Element placement data:

## START

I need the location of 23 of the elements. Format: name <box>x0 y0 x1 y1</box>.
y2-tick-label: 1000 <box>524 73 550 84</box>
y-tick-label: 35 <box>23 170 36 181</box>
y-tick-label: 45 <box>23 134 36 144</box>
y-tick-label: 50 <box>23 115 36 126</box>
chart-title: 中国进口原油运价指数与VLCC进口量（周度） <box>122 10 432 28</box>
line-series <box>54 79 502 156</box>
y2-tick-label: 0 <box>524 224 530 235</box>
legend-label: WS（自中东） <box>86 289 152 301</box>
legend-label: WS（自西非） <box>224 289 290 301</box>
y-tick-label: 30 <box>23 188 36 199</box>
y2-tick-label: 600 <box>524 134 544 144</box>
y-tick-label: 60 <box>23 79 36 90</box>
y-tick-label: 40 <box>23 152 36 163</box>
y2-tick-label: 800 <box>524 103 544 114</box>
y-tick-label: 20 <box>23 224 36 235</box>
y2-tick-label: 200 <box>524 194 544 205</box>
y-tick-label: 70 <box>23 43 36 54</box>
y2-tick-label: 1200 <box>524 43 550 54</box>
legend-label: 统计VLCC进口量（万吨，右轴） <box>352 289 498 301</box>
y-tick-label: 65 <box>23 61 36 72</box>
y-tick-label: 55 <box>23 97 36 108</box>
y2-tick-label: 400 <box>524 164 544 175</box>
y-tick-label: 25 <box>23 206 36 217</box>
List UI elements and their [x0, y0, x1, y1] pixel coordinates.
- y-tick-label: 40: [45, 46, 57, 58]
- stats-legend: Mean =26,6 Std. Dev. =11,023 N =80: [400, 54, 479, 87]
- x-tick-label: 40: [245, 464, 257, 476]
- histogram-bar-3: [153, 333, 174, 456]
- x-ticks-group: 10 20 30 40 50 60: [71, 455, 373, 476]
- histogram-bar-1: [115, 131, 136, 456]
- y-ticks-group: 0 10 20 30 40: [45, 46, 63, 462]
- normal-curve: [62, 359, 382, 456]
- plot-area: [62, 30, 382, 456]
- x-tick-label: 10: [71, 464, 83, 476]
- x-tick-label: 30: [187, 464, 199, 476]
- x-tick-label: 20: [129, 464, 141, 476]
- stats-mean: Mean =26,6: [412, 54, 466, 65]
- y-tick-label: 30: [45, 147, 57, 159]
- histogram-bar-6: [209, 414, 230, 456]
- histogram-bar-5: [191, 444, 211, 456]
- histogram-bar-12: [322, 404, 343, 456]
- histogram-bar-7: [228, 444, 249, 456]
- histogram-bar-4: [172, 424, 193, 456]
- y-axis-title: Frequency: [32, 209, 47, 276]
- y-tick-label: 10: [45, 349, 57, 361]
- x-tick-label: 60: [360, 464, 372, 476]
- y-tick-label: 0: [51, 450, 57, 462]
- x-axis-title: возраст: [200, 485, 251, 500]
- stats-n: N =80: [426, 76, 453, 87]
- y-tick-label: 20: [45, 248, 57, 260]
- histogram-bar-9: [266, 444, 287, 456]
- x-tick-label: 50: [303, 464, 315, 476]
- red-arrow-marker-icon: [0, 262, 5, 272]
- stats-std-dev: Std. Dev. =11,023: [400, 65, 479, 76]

## END

* [DIRECTIVE]:
Copy every line of the material above word for word.

* [ANSWER TO THIS EXERCISE]:
I need the location of 23 of the elements. Format: name <box>x0 y0 x1 y1</box>.
y2-tick-label: 1000 <box>524 73 550 84</box>
y-tick-label: 35 <box>23 170 36 181</box>
y-tick-label: 45 <box>23 134 36 144</box>
y-tick-label: 50 <box>23 115 36 126</box>
chart-title: 中国进口原油运价指数与VLCC进口量（周度） <box>122 10 432 28</box>
line-series <box>54 79 502 156</box>
y2-tick-label: 0 <box>524 224 530 235</box>
legend-label: WS（自中东） <box>86 289 152 301</box>
legend-label: WS（自西非） <box>224 289 290 301</box>
y-tick-label: 30 <box>23 188 36 199</box>
y2-tick-label: 600 <box>524 134 544 144</box>
y-tick-label: 60 <box>23 79 36 90</box>
y-tick-label: 40 <box>23 152 36 163</box>
y2-tick-label: 800 <box>524 103 544 114</box>
y-tick-label: 20 <box>23 224 36 235</box>
y2-tick-label: 200 <box>524 194 544 205</box>
y-tick-label: 70 <box>23 43 36 54</box>
y2-tick-label: 1200 <box>524 43 550 54</box>
legend-label: 统计VLCC进口量（万吨，右轴） <box>352 289 498 301</box>
y-tick-label: 65 <box>23 61 36 72</box>
y-tick-label: 55 <box>23 97 36 108</box>
y2-tick-label: 400 <box>524 164 544 175</box>
y-tick-label: 25 <box>23 206 36 217</box>
List UI elements and their [x0, y0, x1, y1] pixel coordinates.
- y-tick-label: 40: [45, 46, 57, 58]
- stats-legend: Mean =26,6 Std. Dev. =11,023 N =80: [400, 54, 479, 87]
- x-tick-label: 40: [245, 464, 257, 476]
- histogram-bar-3: [153, 333, 174, 456]
- x-ticks-group: 10 20 30 40 50 60: [71, 455, 373, 476]
- histogram-bar-1: [115, 131, 136, 456]
- y-ticks-group: 0 10 20 30 40: [45, 46, 63, 462]
- normal-curve: [62, 359, 382, 456]
- plot-area: [62, 30, 382, 456]
- x-tick-label: 10: [71, 464, 83, 476]
- x-tick-label: 30: [187, 464, 199, 476]
- x-tick-label: 20: [129, 464, 141, 476]
- stats-mean: Mean =26,6: [412, 54, 466, 65]
- y-tick-label: 30: [45, 147, 57, 159]
- histogram-bar-6: [209, 414, 230, 456]
- histogram-bar-5: [191, 444, 211, 456]
- histogram-bar-12: [322, 404, 343, 456]
- histogram-bar-7: [228, 444, 249, 456]
- histogram-bar-4: [172, 424, 193, 456]
- y-axis-title: Frequency: [32, 209, 47, 276]
- y-tick-label: 10: [45, 349, 57, 361]
- x-tick-label: 60: [360, 464, 372, 476]
- y-tick-label: 0: [51, 450, 57, 462]
- x-axis-title: возраст: [200, 485, 251, 500]
- stats-n: N =80: [426, 76, 453, 87]
- y-tick-label: 20: [45, 248, 57, 260]
- histogram-bar-9: [266, 444, 287, 456]
- x-tick-label: 50: [303, 464, 315, 476]
- red-arrow-marker-icon: [0, 262, 5, 272]
- stats-std-dev: Std. Dev. =11,023: [400, 65, 479, 76]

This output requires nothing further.